- **STATED EXERCISE**
Give back all the data exactly, line by line.

- **STORED DATA**

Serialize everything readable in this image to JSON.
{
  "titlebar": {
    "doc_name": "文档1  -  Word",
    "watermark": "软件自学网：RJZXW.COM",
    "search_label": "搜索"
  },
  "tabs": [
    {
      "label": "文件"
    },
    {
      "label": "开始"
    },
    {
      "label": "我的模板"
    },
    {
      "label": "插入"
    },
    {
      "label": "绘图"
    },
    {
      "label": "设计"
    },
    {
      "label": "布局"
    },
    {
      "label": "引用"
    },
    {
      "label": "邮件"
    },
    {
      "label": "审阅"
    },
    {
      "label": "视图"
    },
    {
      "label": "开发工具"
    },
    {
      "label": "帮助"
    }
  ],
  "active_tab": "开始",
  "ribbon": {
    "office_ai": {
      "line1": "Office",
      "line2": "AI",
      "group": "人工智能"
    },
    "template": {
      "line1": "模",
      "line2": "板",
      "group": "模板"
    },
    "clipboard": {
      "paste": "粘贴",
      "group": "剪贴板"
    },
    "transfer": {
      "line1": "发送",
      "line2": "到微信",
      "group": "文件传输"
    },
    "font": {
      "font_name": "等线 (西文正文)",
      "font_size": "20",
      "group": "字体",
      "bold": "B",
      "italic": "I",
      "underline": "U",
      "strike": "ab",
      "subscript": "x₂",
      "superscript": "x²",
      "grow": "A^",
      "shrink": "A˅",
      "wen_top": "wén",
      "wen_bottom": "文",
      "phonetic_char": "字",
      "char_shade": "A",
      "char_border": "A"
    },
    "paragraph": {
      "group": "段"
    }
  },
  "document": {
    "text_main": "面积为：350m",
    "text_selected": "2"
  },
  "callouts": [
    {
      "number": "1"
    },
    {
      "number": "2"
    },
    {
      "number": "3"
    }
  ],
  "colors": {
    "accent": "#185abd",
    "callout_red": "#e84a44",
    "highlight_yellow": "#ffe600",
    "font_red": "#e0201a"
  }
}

- **TASK RESPONSE**
Serialize everything readable in this image to JSON.
{
  "titlebar": {
    "doc_name": "文档1  -  Word",
    "watermark": "软件自学网：RJZXW.COM",
    "search_label": "搜索"
  },
  "tabs": [
    {
      "label": "文件"
    },
    {
      "label": "开始"
    },
    {
      "label": "我的模板"
    },
    {
      "label": "插入"
    },
    {
      "label": "绘图"
    },
    {
      "label": "设计"
    },
    {
      "label": "布局"
    },
    {
      "label": "引用"
    },
    {
      "label": "邮件"
    },
    {
      "label": "审阅"
    },
    {
      "label": "视图"
    },
    {
      "label": "开发工具"
    },
    {
      "label": "帮助"
    }
  ],
  "active_tab": "开始",
  "ribbon": {
    "office_ai": {
      "line1": "Office",
      "line2": "AI",
      "group": "人工智能"
    },
    "template": {
      "line1": "模",
      "line2": "板",
      "group": "模板"
    },
    "clipboard": {
      "paste": "粘贴",
      "group": "剪贴板"
    },
    "transfer": {
      "line1": "发送",
      "line2": "到微信",
      "group": "文件传输"
    },
    "font": {
      "font_name": "等线 (西文正文)",
      "font_size": "20",
      "group": "字体",
      "bold": "B",
      "italic": "I",
      "underline": "U",
      "strike": "ab",
      "subscript": "x₂",
      "superscript": "x²",
      "grow": "A^",
      "shrink": "A˅",
      "wen_top": "wén",
      "wen_bottom": "文",
      "phonetic_char": "字",
      "char_shade": "A",
      "char_border": "A"
    },
    "paragraph": {
      "group": "段"
    }
  },
  "document": {
    "text_main": "面积为：350m",
    "text_selected": "2"
  },
  "callouts": [
    {
      "number": "1"
    },
    {
      "number": "2"
    },
    {
      "number": "3"
    }
  ],
  "colors": {
    "accent": "#185abd",
    "callout_red": "#e84a44",
    "highlight_yellow": "#ffe600",
    "font_red": "#e0201a"
  }
}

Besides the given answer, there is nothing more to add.